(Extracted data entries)
----------------------------------------

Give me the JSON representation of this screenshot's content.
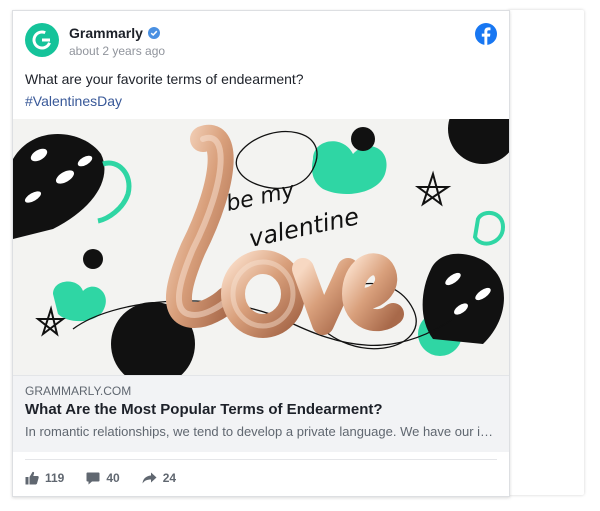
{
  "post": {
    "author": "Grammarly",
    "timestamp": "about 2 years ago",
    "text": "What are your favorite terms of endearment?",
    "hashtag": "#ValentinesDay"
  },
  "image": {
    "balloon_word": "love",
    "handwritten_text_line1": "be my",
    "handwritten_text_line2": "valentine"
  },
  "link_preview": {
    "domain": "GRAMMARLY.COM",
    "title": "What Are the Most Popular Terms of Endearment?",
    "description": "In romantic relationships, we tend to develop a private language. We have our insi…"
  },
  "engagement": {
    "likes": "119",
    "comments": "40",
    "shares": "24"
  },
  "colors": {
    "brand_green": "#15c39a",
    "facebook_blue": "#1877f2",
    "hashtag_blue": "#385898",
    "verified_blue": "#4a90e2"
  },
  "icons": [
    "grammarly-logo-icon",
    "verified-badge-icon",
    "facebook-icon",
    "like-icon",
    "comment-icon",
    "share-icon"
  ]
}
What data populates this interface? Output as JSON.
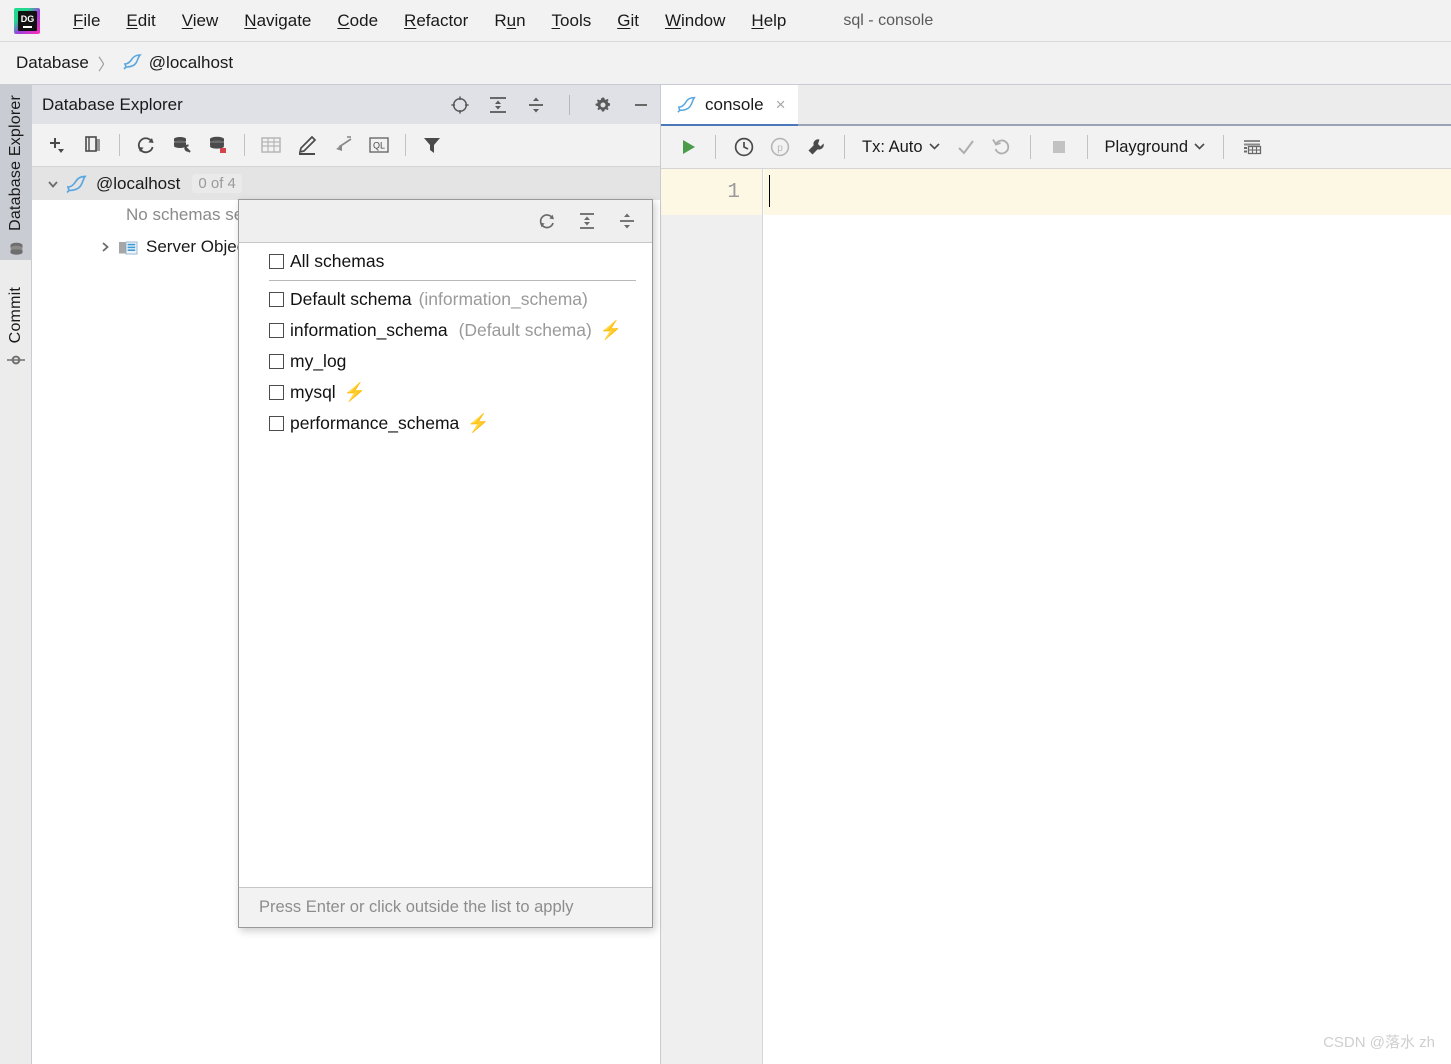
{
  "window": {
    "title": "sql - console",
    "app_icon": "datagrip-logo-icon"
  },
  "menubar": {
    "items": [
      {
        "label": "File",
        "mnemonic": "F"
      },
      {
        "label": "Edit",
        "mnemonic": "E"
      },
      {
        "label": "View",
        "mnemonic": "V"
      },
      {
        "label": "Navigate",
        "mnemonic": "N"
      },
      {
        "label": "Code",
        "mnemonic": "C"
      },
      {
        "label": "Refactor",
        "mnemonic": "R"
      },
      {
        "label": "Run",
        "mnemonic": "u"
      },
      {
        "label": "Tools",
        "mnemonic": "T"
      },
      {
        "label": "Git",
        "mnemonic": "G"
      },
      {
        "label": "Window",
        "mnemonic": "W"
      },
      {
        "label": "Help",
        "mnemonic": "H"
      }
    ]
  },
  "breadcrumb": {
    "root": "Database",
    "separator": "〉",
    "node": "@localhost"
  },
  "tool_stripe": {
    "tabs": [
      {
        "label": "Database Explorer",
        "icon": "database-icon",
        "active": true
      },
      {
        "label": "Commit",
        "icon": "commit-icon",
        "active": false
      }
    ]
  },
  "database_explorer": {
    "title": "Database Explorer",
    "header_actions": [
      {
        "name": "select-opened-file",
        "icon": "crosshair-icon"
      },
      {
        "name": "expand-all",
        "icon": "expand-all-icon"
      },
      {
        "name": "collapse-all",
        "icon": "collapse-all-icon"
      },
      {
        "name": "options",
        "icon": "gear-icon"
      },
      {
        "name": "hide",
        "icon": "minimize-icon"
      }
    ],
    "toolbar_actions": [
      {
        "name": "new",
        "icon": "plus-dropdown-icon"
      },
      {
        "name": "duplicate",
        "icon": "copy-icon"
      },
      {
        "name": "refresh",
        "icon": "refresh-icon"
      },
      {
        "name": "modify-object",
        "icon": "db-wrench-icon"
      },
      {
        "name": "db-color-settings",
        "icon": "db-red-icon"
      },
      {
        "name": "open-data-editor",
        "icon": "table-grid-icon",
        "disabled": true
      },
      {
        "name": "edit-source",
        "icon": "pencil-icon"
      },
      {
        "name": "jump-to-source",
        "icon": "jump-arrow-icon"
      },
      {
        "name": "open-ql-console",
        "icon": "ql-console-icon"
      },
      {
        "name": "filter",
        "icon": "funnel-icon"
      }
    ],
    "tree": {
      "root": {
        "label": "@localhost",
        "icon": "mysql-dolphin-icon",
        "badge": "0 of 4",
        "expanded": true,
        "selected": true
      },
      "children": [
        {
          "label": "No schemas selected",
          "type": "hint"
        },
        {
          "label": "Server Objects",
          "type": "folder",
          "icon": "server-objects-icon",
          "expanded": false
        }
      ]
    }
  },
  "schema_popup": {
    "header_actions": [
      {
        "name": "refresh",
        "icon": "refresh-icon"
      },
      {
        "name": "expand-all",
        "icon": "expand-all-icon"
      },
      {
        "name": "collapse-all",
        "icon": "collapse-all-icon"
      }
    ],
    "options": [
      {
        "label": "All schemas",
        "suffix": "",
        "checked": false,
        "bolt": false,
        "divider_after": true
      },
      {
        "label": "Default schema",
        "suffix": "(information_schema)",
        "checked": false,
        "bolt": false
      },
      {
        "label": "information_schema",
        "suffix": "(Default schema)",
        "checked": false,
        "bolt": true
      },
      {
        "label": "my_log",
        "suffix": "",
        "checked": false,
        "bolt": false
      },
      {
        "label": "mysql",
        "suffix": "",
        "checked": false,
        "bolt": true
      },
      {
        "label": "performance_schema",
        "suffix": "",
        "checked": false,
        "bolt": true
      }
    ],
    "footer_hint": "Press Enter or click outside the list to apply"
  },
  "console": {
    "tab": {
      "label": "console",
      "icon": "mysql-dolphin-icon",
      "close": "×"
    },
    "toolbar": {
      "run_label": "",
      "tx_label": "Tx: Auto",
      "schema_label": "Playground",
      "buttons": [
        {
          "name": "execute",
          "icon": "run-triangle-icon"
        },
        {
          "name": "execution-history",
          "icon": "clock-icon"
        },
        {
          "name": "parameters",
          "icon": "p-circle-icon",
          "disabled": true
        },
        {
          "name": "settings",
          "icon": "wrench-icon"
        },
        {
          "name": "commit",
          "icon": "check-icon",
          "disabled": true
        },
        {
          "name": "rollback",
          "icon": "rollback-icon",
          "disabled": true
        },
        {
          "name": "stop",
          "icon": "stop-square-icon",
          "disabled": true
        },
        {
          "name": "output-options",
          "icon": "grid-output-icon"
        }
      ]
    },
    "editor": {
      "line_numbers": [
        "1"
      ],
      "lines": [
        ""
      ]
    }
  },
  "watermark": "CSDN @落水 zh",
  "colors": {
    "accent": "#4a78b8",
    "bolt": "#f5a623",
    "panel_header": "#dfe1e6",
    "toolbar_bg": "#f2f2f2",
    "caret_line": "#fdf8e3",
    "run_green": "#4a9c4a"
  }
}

----------------------------------------

Retype the whole listing exactly and leave the pictures out.

Give me the JSON representation of this screenshot's content.
{
  "post": {
    "author": "Grammarly",
    "timestamp": "about 2 years ago",
    "text": "What are your favorite terms of endearment?",
    "hashtag": "#ValentinesDay"
  },
  "image": {
    "balloon_word": "love",
    "handwritten_text_line1": "be my",
    "handwritten_text_line2": "valentine"
  },
  "link_preview": {
    "domain": "GRAMMARLY.COM",
    "title": "What Are the Most Popular Terms of Endearment?",
    "description": "In romantic relationships, we tend to develop a private language. We have our insi…"
  },
  "engagement": {
    "likes": "119",
    "comments": "40",
    "shares": "24"
  },
  "colors": {
    "brand_green": "#15c39a",
    "facebook_blue": "#1877f2",
    "hashtag_blue": "#385898",
    "verified_blue": "#4a90e2"
  },
  "icons": [
    "grammarly-logo-icon",
    "verified-badge-icon",
    "facebook-icon",
    "like-icon",
    "comment-icon",
    "share-icon"
  ]
}
What data populates this interface? Output as JSON.
{
  "window": {
    "title": "sql - console",
    "app_icon": "datagrip-logo-icon"
  },
  "menubar": {
    "items": [
      {
        "label": "File",
        "mnemonic": "F"
      },
      {
        "label": "Edit",
        "mnemonic": "E"
      },
      {
        "label": "View",
        "mnemonic": "V"
      },
      {
        "label": "Navigate",
        "mnemonic": "N"
      },
      {
        "label": "Code",
        "mnemonic": "C"
      },
      {
        "label": "Refactor",
        "mnemonic": "R"
      },
      {
        "label": "Run",
        "mnemonic": "u"
      },
      {
        "label": "Tools",
        "mnemonic": "T"
      },
      {
        "label": "Git",
        "mnemonic": "G"
      },
      {
        "label": "Window",
        "mnemonic": "W"
      },
      {
        "label": "Help",
        "mnemonic": "H"
      }
    ]
  },
  "breadcrumb": {
    "root": "Database",
    "separator": "〉",
    "node": "@localhost"
  },
  "tool_stripe": {
    "tabs": [
      {
        "label": "Database Explorer",
        "icon": "database-icon",
        "active": true
      },
      {
        "label": "Commit",
        "icon": "commit-icon",
        "active": false
      }
    ]
  },
  "database_explorer": {
    "title": "Database Explorer",
    "header_actions": [
      {
        "name": "select-opened-file",
        "icon": "crosshair-icon"
      },
      {
        "name": "expand-all",
        "icon": "expand-all-icon"
      },
      {
        "name": "collapse-all",
        "icon": "collapse-all-icon"
      },
      {
        "name": "options",
        "icon": "gear-icon"
      },
      {
        "name": "hide",
        "icon": "minimize-icon"
      }
    ],
    "toolbar_actions": [
      {
        "name": "new",
        "icon": "plus-dropdown-icon"
      },
      {
        "name": "duplicate",
        "icon": "copy-icon"
      },
      {
        "name": "refresh",
        "icon": "refresh-icon"
      },
      {
        "name": "modify-object",
        "icon": "db-wrench-icon"
      },
      {
        "name": "db-color-settings",
        "icon": "db-red-icon"
      },
      {
        "name": "open-data-editor",
        "icon": "table-grid-icon",
        "disabled": true
      },
      {
        "name": "edit-source",
        "icon": "pencil-icon"
      },
      {
        "name": "jump-to-source",
        "icon": "jump-arrow-icon"
      },
      {
        "name": "open-ql-console",
        "icon": "ql-console-icon"
      },
      {
        "name": "filter",
        "icon": "funnel-icon"
      }
    ],
    "tree": {
      "root": {
        "label": "@localhost",
        "icon": "mysql-dolphin-icon",
        "badge": "0 of 4",
        "expanded": true,
        "selected": true
      },
      "children": [
        {
          "label": "No schemas selected",
          "type": "hint"
        },
        {
          "label": "Server Objects",
          "type": "folder",
          "icon": "server-objects-icon",
          "expanded": false
        }
      ]
    }
  },
  "schema_popup": {
    "header_actions": [
      {
        "name": "refresh",
        "icon": "refresh-icon"
      },
      {
        "name": "expand-all",
        "icon": "expand-all-icon"
      },
      {
        "name": "collapse-all",
        "icon": "collapse-all-icon"
      }
    ],
    "options": [
      {
        "label": "All schemas",
        "suffix": "",
        "checked": false,
        "bolt": false,
        "divider_after": true
      },
      {
        "label": "Default schema",
        "suffix": "(information_schema)",
        "checked": false,
        "bolt": false
      },
      {
        "label": "information_schema",
        "suffix": "(Default schema)",
        "checked": false,
        "bolt": true
      },
      {
        "label": "my_log",
        "suffix": "",
        "checked": false,
        "bolt": false
      },
      {
        "label": "mysql",
        "suffix": "",
        "checked": false,
        "bolt": true
      },
      {
        "label": "performance_schema",
        "suffix": "",
        "checked": false,
        "bolt": true
      }
    ],
    "footer_hint": "Press Enter or click outside the list to apply"
  },
  "console": {
    "tab": {
      "label": "console",
      "icon": "mysql-dolphin-icon",
      "close": "×"
    },
    "toolbar": {
      "run_label": "",
      "tx_label": "Tx: Auto",
      "schema_label": "Playground",
      "buttons": [
        {
          "name": "execute",
          "icon": "run-triangle-icon"
        },
        {
          "name": "execution-history",
          "icon": "clock-icon"
        },
        {
          "name": "parameters",
          "icon": "p-circle-icon",
          "disabled": true
        },
        {
          "name": "settings",
          "icon": "wrench-icon"
        },
        {
          "name": "commit",
          "icon": "check-icon",
          "disabled": true
        },
        {
          "name": "rollback",
          "icon": "rollback-icon",
          "disabled": true
        },
        {
          "name": "stop",
          "icon": "stop-square-icon",
          "disabled": true
        },
        {
          "name": "output-options",
          "icon": "grid-output-icon"
        }
      ]
    },
    "editor": {
      "line_numbers": [
        "1"
      ],
      "lines": [
        ""
      ]
    }
  },
  "watermark": "CSDN @落水 zh",
  "colors": {
    "accent": "#4a78b8",
    "bolt": "#f5a623",
    "panel_header": "#dfe1e6",
    "toolbar_bg": "#f2f2f2",
    "caret_line": "#fdf8e3",
    "run_green": "#4a9c4a"
  }
}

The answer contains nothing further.